***** Records supplied
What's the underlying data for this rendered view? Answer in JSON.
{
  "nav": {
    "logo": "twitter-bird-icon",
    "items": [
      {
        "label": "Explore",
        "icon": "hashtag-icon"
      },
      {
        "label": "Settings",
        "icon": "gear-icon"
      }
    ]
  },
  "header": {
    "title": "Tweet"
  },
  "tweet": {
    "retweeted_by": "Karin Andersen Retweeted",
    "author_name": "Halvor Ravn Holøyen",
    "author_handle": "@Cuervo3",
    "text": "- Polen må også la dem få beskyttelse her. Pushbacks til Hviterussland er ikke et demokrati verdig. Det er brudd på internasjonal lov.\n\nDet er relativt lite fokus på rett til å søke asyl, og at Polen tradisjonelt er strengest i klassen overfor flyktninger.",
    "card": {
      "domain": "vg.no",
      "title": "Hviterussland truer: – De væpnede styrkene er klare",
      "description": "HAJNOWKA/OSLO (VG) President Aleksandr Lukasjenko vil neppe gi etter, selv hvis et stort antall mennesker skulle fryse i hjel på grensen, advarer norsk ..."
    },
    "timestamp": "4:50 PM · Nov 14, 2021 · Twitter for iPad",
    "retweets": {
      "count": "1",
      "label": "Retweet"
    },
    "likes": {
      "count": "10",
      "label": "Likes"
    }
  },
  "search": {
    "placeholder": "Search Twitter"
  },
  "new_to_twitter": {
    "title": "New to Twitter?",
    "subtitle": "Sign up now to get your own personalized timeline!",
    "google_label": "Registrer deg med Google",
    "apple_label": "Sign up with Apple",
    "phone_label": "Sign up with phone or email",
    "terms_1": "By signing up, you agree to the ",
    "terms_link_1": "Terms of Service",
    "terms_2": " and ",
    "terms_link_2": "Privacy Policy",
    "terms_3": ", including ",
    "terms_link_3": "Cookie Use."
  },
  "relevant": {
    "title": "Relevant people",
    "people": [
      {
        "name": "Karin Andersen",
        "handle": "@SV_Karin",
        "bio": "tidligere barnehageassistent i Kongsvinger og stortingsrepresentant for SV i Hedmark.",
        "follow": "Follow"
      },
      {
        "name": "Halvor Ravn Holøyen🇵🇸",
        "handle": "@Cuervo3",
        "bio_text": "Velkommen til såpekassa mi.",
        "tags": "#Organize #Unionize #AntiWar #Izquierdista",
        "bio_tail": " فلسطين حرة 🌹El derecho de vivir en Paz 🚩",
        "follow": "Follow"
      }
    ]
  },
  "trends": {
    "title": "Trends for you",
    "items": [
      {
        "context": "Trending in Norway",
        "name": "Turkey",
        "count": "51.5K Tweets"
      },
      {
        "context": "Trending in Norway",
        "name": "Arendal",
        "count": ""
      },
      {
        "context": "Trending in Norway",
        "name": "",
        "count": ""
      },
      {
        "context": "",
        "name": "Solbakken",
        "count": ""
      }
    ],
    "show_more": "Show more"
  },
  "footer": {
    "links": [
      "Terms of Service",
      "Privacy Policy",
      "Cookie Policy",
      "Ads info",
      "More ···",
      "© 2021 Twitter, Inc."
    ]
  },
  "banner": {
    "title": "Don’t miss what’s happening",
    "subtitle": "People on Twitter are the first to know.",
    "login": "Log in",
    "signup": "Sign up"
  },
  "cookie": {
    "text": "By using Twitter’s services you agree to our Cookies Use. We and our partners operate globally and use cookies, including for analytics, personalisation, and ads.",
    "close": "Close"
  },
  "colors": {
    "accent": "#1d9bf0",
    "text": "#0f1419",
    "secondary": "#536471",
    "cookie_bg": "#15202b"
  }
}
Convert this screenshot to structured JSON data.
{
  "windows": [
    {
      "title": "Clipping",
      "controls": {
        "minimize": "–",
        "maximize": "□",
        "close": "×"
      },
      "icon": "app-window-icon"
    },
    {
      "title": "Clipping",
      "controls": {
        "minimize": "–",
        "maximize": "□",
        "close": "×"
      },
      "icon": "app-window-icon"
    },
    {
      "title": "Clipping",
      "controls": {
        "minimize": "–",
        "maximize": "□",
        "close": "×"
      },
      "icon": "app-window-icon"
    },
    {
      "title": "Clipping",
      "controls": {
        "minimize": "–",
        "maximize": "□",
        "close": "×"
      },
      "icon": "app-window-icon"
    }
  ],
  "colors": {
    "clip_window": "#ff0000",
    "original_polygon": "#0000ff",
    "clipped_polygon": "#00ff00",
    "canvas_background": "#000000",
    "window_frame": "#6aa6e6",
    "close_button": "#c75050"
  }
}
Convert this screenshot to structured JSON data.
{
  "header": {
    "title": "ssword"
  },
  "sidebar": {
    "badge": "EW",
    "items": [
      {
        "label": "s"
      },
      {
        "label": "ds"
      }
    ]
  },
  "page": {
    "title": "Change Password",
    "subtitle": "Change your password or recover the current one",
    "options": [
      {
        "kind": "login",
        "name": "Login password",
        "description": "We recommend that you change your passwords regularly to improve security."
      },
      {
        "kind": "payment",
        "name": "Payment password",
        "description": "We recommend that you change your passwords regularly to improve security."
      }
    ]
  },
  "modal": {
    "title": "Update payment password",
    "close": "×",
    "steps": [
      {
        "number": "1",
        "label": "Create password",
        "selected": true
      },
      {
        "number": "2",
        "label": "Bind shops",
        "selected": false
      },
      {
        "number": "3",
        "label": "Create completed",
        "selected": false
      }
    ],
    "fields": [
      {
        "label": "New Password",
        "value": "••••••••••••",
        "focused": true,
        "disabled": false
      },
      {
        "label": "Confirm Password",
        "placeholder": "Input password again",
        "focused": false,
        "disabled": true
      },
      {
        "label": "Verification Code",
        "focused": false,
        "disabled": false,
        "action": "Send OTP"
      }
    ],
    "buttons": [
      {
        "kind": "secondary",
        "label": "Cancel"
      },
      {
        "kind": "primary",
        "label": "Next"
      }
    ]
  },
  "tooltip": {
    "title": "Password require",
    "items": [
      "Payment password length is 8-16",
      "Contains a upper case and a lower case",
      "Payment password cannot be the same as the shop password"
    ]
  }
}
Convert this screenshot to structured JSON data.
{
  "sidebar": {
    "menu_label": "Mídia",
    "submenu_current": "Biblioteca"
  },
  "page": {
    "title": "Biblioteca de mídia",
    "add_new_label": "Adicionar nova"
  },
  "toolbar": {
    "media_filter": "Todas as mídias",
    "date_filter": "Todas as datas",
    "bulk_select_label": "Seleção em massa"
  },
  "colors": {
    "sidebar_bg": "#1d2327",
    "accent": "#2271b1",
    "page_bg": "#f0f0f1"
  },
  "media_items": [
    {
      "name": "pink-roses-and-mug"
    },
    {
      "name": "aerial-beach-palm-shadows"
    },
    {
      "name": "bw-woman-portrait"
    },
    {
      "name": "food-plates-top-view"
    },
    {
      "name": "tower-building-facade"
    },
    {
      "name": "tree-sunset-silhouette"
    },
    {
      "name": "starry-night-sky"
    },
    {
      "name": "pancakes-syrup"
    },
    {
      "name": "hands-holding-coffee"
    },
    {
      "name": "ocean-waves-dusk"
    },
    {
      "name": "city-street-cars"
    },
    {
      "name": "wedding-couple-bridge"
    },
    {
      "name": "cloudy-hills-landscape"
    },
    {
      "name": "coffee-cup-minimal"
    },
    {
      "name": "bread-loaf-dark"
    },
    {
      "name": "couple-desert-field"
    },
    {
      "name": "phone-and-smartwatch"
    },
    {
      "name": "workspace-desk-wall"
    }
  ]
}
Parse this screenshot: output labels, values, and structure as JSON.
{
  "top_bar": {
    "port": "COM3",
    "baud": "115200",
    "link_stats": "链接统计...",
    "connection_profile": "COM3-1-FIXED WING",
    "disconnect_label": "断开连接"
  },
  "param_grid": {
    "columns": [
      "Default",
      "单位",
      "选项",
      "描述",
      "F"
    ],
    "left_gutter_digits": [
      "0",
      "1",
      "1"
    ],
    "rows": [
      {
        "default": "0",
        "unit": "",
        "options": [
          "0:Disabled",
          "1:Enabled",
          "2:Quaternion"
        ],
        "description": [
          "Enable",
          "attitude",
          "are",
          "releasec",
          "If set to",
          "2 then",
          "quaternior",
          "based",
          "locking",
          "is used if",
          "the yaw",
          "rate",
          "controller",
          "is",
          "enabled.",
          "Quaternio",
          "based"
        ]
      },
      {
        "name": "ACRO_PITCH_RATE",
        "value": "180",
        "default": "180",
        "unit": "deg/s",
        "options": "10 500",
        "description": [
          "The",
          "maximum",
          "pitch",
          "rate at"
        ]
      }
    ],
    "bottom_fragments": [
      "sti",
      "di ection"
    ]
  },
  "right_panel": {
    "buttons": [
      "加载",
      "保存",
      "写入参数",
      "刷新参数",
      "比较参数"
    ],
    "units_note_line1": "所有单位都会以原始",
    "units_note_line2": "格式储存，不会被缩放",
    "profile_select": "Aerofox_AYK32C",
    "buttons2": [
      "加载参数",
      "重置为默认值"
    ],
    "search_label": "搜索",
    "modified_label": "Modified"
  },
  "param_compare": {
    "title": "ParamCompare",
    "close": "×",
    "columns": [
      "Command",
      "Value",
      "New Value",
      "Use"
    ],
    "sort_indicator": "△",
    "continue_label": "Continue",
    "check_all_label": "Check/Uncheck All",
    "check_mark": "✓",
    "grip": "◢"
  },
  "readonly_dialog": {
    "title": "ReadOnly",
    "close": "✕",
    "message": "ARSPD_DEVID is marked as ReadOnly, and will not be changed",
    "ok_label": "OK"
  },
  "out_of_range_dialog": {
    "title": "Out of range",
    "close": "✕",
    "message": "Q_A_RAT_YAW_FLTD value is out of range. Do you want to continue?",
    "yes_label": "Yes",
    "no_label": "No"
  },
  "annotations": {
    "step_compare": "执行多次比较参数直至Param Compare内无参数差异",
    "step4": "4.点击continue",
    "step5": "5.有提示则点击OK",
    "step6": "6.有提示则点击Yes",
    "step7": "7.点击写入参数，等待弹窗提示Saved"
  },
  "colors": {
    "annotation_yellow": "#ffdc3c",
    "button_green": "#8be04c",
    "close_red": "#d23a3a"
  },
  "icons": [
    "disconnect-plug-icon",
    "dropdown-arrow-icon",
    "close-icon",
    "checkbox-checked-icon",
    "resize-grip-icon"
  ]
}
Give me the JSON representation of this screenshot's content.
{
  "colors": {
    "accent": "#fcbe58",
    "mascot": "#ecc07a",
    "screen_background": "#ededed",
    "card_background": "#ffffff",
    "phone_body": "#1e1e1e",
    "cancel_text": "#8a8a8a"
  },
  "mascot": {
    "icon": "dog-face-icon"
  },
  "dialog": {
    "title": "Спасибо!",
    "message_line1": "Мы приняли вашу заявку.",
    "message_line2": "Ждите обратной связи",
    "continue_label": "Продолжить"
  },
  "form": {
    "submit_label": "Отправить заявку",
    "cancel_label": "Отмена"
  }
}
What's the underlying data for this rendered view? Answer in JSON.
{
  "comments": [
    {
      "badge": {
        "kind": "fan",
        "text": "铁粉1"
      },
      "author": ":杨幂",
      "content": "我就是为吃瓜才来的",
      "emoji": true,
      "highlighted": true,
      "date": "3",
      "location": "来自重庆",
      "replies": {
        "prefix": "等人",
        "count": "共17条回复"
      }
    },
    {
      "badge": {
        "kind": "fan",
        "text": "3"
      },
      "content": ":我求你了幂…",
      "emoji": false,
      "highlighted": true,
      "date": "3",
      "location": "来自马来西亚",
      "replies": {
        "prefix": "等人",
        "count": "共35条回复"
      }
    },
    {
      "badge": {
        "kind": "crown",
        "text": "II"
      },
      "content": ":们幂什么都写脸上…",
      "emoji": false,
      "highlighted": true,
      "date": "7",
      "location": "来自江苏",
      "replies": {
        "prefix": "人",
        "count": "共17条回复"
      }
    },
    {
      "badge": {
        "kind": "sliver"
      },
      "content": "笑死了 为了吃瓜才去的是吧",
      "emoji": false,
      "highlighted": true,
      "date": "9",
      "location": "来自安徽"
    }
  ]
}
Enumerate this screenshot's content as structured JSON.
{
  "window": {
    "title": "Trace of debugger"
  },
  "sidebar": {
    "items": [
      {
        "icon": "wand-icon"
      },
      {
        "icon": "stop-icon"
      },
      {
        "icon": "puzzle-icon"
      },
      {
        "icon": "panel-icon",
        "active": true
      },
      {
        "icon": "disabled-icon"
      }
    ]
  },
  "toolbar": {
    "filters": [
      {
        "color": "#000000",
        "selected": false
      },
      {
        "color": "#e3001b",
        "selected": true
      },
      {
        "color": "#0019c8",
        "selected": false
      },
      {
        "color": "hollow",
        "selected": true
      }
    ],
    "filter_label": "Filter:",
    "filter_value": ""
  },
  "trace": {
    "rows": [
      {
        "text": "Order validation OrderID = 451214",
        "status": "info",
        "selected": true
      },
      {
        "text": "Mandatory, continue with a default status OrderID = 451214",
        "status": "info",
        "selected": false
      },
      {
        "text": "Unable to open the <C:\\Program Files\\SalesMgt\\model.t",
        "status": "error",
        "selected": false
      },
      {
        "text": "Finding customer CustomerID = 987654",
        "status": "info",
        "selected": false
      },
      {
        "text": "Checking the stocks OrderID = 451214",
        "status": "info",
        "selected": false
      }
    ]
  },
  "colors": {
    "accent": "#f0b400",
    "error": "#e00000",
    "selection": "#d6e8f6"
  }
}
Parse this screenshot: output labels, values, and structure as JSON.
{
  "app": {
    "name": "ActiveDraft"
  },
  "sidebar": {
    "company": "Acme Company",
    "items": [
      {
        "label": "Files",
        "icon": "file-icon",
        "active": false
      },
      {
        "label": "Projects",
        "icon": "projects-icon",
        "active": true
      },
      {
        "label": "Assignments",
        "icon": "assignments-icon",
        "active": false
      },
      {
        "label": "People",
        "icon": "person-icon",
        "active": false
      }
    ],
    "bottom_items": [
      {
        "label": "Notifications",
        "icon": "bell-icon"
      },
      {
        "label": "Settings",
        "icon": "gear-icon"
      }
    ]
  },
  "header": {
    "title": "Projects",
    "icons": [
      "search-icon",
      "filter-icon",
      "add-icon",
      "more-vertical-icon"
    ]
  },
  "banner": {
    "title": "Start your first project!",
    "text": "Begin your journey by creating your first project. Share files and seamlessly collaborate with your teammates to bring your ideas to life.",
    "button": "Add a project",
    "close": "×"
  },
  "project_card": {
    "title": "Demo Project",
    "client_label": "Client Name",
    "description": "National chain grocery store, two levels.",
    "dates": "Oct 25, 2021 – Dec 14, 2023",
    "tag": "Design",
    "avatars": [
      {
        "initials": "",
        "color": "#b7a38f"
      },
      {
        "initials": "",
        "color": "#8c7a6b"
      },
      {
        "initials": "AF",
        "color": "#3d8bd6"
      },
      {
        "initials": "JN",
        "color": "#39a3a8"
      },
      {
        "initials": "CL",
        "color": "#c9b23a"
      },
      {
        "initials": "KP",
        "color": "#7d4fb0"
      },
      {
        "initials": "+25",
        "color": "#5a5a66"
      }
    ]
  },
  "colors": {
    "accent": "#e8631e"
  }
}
**********
Review the preceding data and report every line that includes the string "Policy".

    "terms_link_2": "Privacy Policy",
      "Privacy Policy",
      "Cookie Policy",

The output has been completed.